-- GIVEN TASK --
Convert the stretch of the entries that begins with the line containing "Extract all elements" and ends with the line containing "x-tick-label: 2017 (1309, 1234, 1395, 1320)" into a JSON list of strings, one string per line, with blank lines dropped. Leave the pictures out of your answer.

-- DATASET ENTRIES --

==============================

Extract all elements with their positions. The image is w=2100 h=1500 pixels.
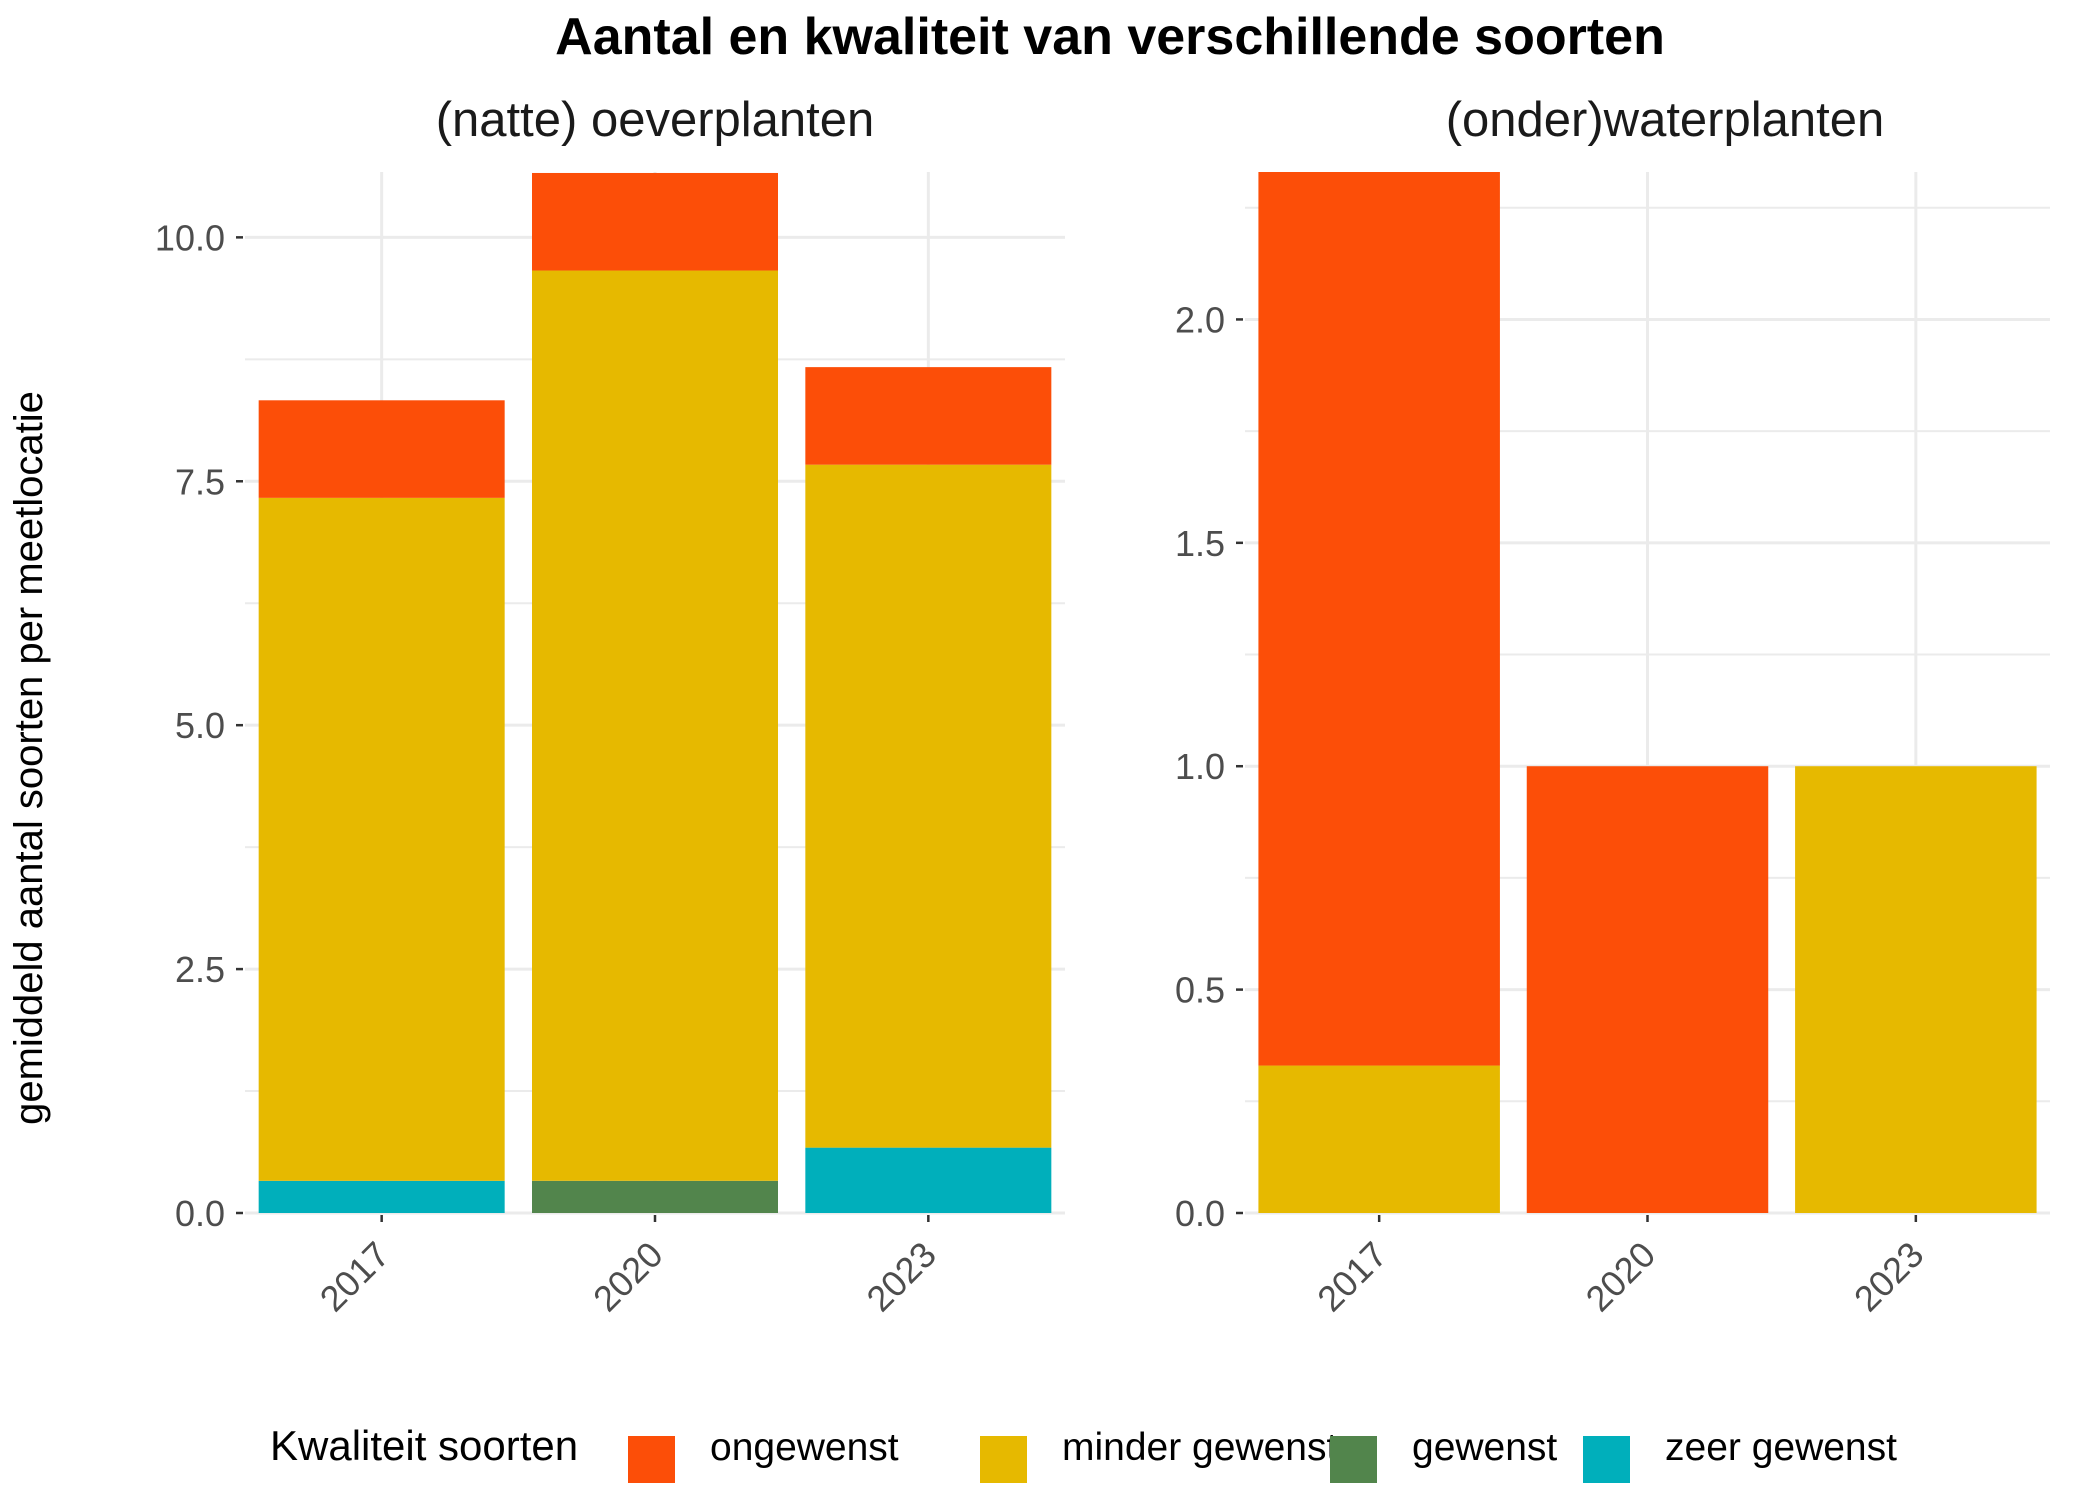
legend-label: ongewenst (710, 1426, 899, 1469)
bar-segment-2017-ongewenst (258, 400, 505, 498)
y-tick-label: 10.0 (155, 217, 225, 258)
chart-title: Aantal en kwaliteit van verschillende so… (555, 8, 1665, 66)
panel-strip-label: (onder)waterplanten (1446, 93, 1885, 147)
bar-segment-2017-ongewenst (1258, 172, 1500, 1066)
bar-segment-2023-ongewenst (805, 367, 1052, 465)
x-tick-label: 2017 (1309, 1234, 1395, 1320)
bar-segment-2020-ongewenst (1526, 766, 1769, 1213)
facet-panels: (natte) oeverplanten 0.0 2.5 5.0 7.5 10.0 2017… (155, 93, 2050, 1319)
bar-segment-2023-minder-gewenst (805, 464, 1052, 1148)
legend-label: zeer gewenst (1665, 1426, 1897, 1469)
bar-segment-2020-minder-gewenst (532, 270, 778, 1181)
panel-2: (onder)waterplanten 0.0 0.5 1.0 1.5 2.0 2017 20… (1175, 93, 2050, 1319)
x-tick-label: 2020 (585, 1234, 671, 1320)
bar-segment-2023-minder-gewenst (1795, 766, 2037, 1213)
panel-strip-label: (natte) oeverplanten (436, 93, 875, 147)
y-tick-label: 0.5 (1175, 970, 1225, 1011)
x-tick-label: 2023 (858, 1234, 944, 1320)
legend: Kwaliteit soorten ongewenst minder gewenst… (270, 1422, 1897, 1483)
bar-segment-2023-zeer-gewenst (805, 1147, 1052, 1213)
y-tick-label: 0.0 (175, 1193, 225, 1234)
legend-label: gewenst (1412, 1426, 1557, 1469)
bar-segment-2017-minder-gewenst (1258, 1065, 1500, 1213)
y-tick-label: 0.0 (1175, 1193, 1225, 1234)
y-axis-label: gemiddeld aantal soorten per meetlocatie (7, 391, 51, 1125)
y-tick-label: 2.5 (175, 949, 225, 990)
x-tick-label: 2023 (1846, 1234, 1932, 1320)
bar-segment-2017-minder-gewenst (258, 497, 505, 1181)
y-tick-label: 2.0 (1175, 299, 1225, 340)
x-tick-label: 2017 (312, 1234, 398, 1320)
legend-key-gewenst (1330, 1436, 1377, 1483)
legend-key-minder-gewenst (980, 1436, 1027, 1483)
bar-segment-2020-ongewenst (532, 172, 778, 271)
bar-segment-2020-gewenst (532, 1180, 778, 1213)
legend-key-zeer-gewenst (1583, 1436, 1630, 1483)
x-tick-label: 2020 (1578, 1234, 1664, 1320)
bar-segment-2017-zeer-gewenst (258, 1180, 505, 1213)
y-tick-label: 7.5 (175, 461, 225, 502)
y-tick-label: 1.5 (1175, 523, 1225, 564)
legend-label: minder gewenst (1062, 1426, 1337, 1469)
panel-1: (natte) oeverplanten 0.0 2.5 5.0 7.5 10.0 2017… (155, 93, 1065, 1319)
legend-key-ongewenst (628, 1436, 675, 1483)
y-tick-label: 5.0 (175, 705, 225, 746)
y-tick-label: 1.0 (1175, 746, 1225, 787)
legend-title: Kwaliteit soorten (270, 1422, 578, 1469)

==============================

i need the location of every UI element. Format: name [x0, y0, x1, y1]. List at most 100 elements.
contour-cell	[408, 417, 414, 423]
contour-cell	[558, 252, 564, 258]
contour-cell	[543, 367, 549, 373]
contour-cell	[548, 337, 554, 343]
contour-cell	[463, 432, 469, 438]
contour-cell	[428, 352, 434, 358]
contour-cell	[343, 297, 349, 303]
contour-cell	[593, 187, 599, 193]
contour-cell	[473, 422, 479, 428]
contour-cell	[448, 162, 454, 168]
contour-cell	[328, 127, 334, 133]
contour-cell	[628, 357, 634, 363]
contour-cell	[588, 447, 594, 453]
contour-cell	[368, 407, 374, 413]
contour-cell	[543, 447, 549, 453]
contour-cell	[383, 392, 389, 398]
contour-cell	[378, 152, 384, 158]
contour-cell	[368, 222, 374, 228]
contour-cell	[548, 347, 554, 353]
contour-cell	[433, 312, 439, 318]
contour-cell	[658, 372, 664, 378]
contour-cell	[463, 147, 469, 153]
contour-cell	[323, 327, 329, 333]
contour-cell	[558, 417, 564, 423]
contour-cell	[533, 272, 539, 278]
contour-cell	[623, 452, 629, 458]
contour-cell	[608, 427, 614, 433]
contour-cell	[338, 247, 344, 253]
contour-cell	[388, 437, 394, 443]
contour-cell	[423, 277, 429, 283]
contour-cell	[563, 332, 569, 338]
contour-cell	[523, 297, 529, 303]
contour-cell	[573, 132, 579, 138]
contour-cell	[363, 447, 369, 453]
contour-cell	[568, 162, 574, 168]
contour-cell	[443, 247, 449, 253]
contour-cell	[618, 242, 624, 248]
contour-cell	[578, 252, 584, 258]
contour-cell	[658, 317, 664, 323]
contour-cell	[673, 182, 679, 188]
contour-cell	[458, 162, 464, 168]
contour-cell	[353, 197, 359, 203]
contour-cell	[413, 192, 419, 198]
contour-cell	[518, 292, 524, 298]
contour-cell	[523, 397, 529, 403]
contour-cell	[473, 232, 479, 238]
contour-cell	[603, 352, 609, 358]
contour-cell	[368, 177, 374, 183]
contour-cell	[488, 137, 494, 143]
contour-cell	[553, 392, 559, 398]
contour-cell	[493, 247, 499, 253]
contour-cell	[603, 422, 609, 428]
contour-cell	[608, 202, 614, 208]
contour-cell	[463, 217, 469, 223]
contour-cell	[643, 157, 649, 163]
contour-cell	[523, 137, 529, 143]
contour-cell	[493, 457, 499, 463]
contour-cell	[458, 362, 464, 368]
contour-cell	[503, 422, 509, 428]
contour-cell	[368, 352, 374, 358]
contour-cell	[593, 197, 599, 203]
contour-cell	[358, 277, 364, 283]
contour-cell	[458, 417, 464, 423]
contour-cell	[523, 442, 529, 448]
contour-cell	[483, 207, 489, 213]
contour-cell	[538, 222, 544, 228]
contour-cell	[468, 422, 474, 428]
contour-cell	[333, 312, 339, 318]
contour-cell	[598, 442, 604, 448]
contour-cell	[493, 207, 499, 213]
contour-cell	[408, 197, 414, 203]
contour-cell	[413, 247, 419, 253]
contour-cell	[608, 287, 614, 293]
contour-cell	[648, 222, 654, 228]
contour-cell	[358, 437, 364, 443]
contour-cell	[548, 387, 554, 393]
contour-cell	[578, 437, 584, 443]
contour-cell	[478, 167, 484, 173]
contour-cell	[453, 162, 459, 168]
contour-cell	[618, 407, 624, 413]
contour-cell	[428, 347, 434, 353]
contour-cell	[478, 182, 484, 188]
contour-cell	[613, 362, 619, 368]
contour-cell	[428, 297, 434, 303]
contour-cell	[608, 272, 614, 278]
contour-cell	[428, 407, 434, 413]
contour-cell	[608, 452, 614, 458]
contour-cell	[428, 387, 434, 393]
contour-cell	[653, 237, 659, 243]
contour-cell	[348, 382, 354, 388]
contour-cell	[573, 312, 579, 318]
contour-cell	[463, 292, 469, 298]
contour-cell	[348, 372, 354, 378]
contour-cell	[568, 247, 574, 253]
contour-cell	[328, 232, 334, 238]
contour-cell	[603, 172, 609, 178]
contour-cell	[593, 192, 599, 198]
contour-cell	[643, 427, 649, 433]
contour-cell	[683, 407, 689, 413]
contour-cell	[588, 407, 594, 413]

==============================

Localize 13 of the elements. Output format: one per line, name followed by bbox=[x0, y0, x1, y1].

==============================

-- WRITTEN ANSWER --
[
  "Extract all elements with their positions. The image is w=2100 h=1500 pixels.",
  "legend-label: ongewenst (710, 1426, 899, 1469)",
  "bar-segment-2017-ongewenst (258, 400, 505, 498)",
  "y-tick-label: 10.0 (155, 217, 225, 258)",
  "chart-title: Aantal en kwaliteit van verschillende so… (555, 8, 1665, 66)",
  "panel-strip-label: (onder)waterplanten (1446, 93, 1885, 147)",
  "bar-segment-2017-ongewenst (1258, 172, 1500, 1066)",
  "bar-segment-2023-ongewenst (805, 367, 1052, 465)",
  "x-tick-label: 2017 (1309, 1234, 1395, 1320)"
]